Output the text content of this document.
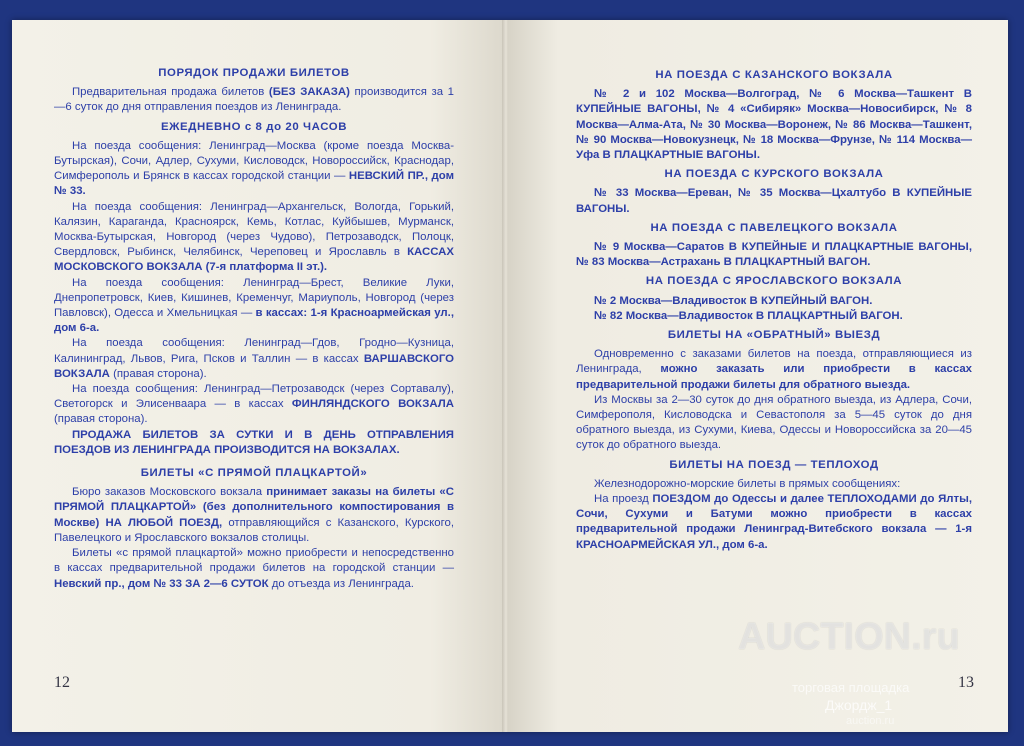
ПОРЯДОК ПРОДАЖИ БИЛЕТОВ

Предварительная продажа билетов (БЕЗ ЗАКАЗА) производится за 1—6 суток до дня отправления поездов из Ленинграда.

ЕЖЕДНЕВНО с 8 до 20 ЧАСОВ

На поезда сообщения: Ленинград—Москва (кроме поезда Москва-Бутырская), Сочи, Адлер, Сухуми, Кисловодск, Новороссийск, Краснодар, Симферополь и Брянск в кассах городской станции — НЕВСКИЙ ПР., дом № 33.

На поезда сообщения: Ленинград—Архангельск, Вологда, Горький, Калязин, Караганда, Красноярск, Кемь, Котлас, Куйбышев, Мурманск, Москва-Бутырская, Новгород (через Чудово), Петрозаводск, Полоцк, Свердловск, Рыбинск, Челябинск, Череповец и Ярославль в КАССАХ МОСКОВСКОГО ВОКЗАЛА (7-я платформа II эт.).

На поезда сообщения: Ленинград—Брест, Великие Луки, Днепропетровск, Киев, Кишинев, Кременчуг, Мариуполь, Новгород (через Павловск), Одесса и Хмельницкая — в кассах: 1-я Красноармейская ул., дом 6-а.

На поезда сообщения: Ленинград—Гдов, Гродно—Кузница, Калининград, Львов, Рига, Псков и Таллин — в кассах ВАРШАВСКОГО ВОКЗАЛА (правая сторона).

На поезда сообщения: Ленинград—Петрозаводск (через Сортавалу), Светогорск и Элисенваара — в кассах ФИНЛЯНДСКОГО ВОКЗАЛА (правая сторона).

ПРОДАЖА БИЛЕТОВ ЗА СУТКИ И В ДЕНЬ ОТПРАВЛЕНИЯ ПОЕЗДОВ ИЗ ЛЕНИНГРАДА ПРОИЗВОДИТСЯ НА ВОКЗАЛАХ.

БИЛЕТЫ «С ПРЯМОЙ ПЛАЦКАРТОЙ»

Бюро заказов Московского вокзала принимает заказы на билеты «С ПРЯМОЙ ПЛАЦКАРТОЙ» (без дополнительного компостирования в Москве) НА ЛЮБОЙ ПОЕЗД, отправляющийся с Казанского, Курского, Павелецкого и Ярославского вокзалов столицы.

Билеты «с прямой плацкартой» можно приобрести и непосредственно в кассах предварительной продажи билетов на городской станции — Невский пр., дом № 33 ЗА 2—6 СУТОК до отъезда из Ленинграда.

12
НА ПОЕЗДА С КАЗАНСКОГО ВОКЗАЛА

№ 2 и 102 Москва—Волгоград, № 6 Москва—Ташкент В КУПЕЙНЫЕ ВАГОНЫ, № 4 «Сибиряк» Москва—Новосибирск, № 8 Москва—Алма-Ата, № 30 Москва—Воронеж, № 86 Москва—Ташкент, № 90 Москва—Новокузнецк, № 18 Москва—Фрунзе, № 114 Москва—Уфа В ПЛАЦКАРТНЫЕ ВАГОНЫ.

НА ПОЕЗДА С КУРСКОГО ВОКЗАЛА

№ 33 Москва—Ереван, № 35 Москва—Цхалтубо В КУПЕЙНЫЕ ВАГОНЫ.

НА ПОЕЗДА С ПАВЕЛЕЦКОГО ВОКЗАЛА

№ 9 Москва—Саратов В КУПЕЙНЫЕ И ПЛАЦКАРТНЫЕ ВАГОНЫ, № 83 Москва—Астрахань В ПЛАЦКАРТНЫЙ ВАГОН.

НА ПОЕЗДА С ЯРОСЛАВСКОГО ВОКЗАЛА

№ 2 Москва—Владивосток В КУПЕЙНЫЙ ВАГОН.

№ 82 Москва—Владивосток В ПЛАЦКАРТНЫЙ ВАГОН.

БИЛЕТЫ НА «ОБРАТНЫЙ» ВЫЕЗД

Одновременно с заказами билетов на поезда, отправляющиеся из Ленинграда, можно заказать или приобрести в кассах предварительной продажи билеты для обратного выезда.

Из Москвы за 2—30 суток до дня обратного выезда, из Адлера, Сочи, Симферополя, Кисловодска и Севастополя за 5—45 суток до дня обратного выезда, из Сухуми, Киева, Одессы и Новороссийска за 20—45 суток до обратного выезда.

БИЛЕТЫ НА ПОЕЗД — ТЕПЛОХОД

Железнодорожно-морские билеты в прямых сообщениях:

На проезд ПОЕЗДОМ до Одессы и далее ТЕПЛОХОДАМИ до Ялты, Сочи, Сухуми и Батуми можно приобрести в кассах предварительной продажи Ленинград-Витебского вокзала — 1-я КРАСНОАРМЕЙСКАЯ УЛ., дом 6-а.

13
AUCTION.ru
торговая площадка
Джордж_1
auction.ru
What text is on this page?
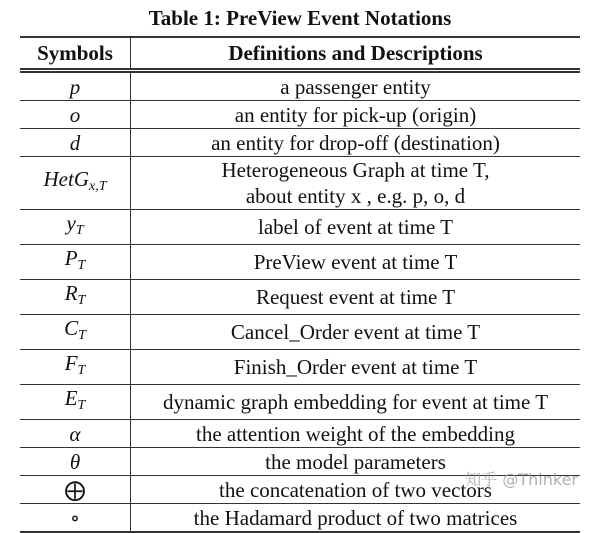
Table 1: PreView Event Notations
Symbols	Definitions and Descriptions
p	a passenger entity

o	an entity for pick-up (origin)

d	an entity for drop-off (destination)

HetG$_{x,T}$	Heterogeneous Graph at time T,
about entity x , e.g. p, o, d

$y_T$	label of event at time T

$P_T$	PreView event at time T

$R_T$	Request event at time T

$C_T$	Cancel_Order event at time T

$F_T$	Finish_Order event at time T

$E_T$	dynamic graph embedding for event at time T

α	the attention weight of the embedding

θ	the model parameters

⨁	the concatenation of two vectors

∘	the Hadamard product of two matrices
知乎 @Thinker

● What to work on
Return each line of the listing that holds the string "ПЛАЦКАРТНЫЙ".

● Answer to the exercise
№ 9 Москва—Саратов В КУПЕЙНЫЕ И ПЛАЦКАРТНЫЕ ВАГОНЫ, № 83 Москва—Астрахань В ПЛАЦКАРТНЫЙ ВАГОН.
№ 82 Москва—Владивосток В ПЛАЦКАРТНЫЙ ВАГОН.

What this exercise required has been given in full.